Start of DOCUMENT TEXT

Building the Princeton Prosody Archive

poster / demo / art installation
  1. 1. Meredith Martin

    English Dept - Princeton University

  2. 2. Grant Wythoff

    Society of Fellows - Columbia University

  3. 3. Meagan Wilson

    English Dept - Princeton University

  4. 4. Travis Brown

    Maryland Institute for Technology and Humanities (MITH) - University of Maryland, College Park

Work text
This plain text was ingested for the purpose of full-text search, not to preserve original formatting or readability. For the most complete copy, refer to the original conference program.

1. Introduction

The Princeton Prosody Archive (PPA) is a full-text searchable database of nearly 10,000 digitized texts – comprising 800 million words – on prosody published in English between 1750 and 1923. During the 2012-2013 academic year, a grant from the Mellon Foundation supported the completion of the PPA’s first phase. This poster will reflect on the outcomes of the start-up stage, as well as some of the challenges and opportunities the PPA anticipates as the digital collection expands. Conference participants are encouraged to visit to access the Archive’s beta-site.
2. Prosody and Historical Poetics

In the nineteenth century, “prosody” – which refers to both pronunciation and the technicalities of versification – was codified as the fourth section of the grammar book, after “orthography,” “etymology,” and “syntax.” By the early twentieth century, “prosody” referred primarily to versification. In recent years, scholars of English literature have begun questioning the uniformity of poetic terminology, recognizing terms such as “prosody,” “meter, “tone,” or “rhythm” as culturally determined and fundamentally unstable concepts that have shifted through the centuries. By turning to historical texts, they are tracing how inherited notions of poetic form developed over time, and in turn, painting a more accurate picture of the evolution of English-language discourse on poetics.

End of DOCUMENT TEXT

WHAT IS NEEDED »
List every person named as an author of the Princeton Prosody Archive text. The data that comes next has no connection to the Princeton Prosody Archive text.

Start of STORED DATA

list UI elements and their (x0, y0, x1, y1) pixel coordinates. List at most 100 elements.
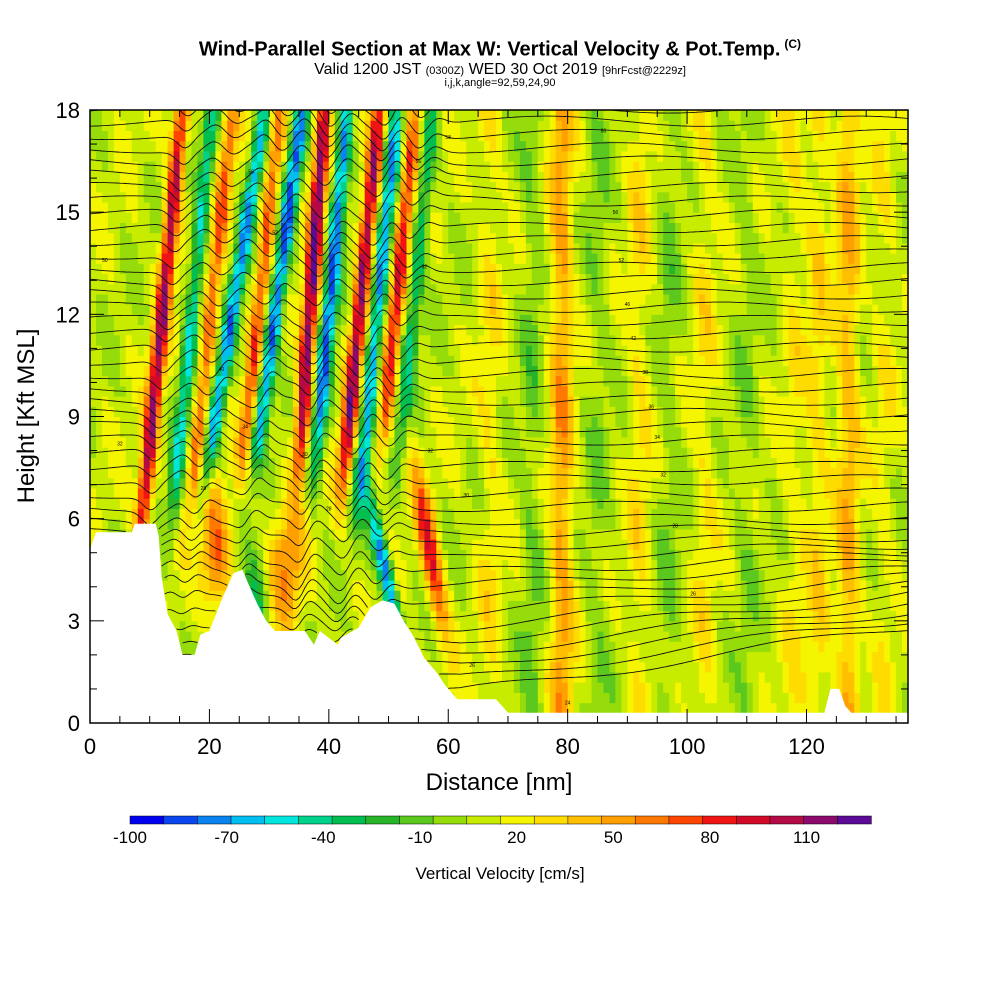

End of STORED DATA

RESULT »
Meredith Martin, Grant Wythoff, Meagan Wilson, Travis Brown